* **TASK**: Copy each line of the records that holds the string "阳性似然比".

* **DATA IN THIS EXERCISE**:
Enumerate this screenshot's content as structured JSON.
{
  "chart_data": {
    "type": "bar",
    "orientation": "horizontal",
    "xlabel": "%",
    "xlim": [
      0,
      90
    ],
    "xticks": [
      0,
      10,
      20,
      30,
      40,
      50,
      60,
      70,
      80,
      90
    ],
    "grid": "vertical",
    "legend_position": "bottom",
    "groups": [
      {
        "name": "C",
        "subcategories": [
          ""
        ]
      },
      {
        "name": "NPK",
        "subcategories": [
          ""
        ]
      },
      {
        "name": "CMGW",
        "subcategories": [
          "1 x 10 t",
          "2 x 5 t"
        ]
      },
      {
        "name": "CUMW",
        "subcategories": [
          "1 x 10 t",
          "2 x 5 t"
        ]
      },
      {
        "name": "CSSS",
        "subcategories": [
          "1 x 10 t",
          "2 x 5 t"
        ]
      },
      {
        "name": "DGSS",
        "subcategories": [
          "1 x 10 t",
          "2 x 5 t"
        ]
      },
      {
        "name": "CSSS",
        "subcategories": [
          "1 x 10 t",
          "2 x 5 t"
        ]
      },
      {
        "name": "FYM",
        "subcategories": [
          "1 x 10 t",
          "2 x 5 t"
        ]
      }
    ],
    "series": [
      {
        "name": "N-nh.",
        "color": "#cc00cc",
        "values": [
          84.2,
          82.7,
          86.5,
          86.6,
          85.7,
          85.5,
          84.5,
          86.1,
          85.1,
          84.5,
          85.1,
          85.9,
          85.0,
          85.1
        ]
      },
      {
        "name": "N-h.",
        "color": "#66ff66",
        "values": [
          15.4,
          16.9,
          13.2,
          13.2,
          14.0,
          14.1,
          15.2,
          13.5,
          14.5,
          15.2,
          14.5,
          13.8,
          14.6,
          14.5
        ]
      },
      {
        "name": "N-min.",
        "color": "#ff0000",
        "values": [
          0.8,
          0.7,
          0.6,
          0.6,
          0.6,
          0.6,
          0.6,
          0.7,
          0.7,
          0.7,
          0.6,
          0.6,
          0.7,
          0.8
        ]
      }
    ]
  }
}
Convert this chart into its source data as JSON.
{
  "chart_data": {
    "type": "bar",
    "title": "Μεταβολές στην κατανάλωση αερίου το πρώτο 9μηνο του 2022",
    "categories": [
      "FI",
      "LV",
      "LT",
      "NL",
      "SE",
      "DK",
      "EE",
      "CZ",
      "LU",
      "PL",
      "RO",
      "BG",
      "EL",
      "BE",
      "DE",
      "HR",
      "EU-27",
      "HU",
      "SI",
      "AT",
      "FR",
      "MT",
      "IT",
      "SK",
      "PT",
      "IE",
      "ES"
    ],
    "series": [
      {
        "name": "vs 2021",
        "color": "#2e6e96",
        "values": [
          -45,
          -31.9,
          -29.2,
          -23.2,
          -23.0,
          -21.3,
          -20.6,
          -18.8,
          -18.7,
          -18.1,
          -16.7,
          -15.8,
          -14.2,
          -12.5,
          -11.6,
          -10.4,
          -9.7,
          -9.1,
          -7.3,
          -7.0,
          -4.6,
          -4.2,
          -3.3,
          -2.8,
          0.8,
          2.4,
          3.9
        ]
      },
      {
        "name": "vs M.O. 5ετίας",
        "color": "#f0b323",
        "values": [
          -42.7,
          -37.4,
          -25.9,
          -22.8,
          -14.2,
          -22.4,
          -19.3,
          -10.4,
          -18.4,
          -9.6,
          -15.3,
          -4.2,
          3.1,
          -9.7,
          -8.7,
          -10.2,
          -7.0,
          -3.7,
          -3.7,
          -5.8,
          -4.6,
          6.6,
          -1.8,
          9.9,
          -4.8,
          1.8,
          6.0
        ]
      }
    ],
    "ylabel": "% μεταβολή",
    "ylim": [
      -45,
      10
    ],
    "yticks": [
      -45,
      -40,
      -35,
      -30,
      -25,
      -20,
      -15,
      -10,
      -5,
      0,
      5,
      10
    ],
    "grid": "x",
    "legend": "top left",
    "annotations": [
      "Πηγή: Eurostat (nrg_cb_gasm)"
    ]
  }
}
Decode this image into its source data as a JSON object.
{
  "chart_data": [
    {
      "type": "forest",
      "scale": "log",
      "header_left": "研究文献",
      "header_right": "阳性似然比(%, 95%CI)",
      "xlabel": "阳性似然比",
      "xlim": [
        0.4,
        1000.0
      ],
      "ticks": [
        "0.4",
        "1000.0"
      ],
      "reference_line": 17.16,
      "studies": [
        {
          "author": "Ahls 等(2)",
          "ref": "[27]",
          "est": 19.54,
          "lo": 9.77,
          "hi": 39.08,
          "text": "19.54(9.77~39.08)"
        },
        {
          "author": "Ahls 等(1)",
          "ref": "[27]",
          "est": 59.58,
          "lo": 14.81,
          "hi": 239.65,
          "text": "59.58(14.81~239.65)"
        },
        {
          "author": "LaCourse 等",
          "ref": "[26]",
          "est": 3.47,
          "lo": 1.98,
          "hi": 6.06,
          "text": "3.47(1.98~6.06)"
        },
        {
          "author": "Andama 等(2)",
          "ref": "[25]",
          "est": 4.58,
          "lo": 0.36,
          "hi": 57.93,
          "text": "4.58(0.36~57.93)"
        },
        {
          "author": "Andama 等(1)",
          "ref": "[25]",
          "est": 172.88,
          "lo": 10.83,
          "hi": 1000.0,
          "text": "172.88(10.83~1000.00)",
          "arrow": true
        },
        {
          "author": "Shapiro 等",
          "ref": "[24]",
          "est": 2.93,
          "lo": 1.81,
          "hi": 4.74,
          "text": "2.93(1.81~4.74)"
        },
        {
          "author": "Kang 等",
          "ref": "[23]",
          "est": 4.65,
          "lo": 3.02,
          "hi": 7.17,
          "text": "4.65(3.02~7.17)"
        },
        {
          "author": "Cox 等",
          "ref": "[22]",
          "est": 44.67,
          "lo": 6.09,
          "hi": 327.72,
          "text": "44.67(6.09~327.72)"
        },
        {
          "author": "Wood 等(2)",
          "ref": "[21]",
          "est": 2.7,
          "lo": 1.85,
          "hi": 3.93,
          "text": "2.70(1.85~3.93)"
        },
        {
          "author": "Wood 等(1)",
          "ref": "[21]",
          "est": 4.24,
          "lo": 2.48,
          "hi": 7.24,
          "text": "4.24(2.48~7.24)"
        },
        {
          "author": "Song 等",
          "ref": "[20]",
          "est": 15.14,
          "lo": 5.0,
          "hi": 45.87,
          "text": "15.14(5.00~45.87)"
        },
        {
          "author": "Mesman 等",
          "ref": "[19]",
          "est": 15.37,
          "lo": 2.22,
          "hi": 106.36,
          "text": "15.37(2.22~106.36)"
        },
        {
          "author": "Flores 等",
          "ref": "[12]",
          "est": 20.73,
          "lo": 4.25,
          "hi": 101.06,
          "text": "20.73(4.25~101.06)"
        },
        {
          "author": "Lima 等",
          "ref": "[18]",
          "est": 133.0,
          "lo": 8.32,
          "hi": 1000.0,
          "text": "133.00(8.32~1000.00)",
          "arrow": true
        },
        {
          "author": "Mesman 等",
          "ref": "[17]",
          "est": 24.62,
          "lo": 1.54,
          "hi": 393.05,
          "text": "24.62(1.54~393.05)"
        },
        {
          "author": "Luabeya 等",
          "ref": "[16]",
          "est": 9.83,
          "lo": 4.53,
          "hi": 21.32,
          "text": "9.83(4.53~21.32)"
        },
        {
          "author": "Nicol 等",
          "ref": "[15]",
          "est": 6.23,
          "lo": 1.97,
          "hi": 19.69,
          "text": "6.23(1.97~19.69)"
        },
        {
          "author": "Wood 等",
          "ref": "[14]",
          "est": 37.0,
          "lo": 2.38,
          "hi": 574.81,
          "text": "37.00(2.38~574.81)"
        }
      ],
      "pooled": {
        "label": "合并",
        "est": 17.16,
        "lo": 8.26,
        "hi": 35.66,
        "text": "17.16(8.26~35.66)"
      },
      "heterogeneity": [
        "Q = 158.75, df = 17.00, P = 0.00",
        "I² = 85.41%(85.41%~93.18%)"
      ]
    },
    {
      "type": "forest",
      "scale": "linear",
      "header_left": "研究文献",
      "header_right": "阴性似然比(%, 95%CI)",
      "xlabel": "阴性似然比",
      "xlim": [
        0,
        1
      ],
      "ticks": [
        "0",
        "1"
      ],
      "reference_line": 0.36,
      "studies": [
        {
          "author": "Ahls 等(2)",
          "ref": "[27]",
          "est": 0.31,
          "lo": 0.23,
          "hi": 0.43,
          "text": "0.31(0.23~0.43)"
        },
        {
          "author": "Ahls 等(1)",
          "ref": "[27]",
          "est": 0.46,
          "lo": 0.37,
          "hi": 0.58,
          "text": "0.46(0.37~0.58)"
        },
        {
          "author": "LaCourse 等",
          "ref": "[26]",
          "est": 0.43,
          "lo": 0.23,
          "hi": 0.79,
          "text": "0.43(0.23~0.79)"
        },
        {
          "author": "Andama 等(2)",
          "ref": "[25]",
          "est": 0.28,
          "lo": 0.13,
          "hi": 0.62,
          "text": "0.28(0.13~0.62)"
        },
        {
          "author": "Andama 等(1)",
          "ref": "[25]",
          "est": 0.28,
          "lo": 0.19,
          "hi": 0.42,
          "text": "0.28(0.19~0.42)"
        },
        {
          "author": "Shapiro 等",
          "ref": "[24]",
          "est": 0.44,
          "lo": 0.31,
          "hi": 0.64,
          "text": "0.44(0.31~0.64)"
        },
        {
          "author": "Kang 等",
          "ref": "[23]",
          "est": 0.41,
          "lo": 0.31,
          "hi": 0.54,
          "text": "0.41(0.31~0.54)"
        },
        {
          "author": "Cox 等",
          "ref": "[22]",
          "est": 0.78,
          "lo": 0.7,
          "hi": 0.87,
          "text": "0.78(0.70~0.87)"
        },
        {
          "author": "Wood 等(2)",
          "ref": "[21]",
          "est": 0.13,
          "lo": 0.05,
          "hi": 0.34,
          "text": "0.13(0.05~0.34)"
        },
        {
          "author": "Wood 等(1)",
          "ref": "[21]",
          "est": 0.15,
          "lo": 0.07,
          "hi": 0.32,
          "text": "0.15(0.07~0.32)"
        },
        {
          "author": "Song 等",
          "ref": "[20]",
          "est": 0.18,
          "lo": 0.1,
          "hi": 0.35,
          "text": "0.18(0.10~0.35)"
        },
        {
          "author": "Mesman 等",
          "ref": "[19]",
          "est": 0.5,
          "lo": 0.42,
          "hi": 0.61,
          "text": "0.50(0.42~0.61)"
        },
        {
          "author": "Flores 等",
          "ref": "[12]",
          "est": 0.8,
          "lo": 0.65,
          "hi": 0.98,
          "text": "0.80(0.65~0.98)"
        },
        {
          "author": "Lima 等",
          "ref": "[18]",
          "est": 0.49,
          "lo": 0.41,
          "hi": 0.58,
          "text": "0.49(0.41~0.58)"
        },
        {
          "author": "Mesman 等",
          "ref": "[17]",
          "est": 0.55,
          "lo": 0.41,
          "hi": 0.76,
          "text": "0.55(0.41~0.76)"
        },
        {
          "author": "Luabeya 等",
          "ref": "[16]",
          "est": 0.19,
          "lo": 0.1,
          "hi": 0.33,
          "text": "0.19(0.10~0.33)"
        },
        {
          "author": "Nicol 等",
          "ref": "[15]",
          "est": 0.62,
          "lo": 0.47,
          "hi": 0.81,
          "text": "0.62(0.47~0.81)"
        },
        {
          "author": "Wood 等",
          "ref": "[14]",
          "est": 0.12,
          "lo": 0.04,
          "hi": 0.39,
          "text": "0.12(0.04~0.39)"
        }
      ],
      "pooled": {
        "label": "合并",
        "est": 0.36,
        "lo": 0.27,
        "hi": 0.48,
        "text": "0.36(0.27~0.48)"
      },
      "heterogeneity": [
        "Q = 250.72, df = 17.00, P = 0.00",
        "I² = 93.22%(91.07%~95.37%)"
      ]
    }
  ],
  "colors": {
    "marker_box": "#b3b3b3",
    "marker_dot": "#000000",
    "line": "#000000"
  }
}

* **THE OUTPUT**:
      "header_right": "阳性似然比(%, 95%CI)",
      "xlabel": "阳性似然比",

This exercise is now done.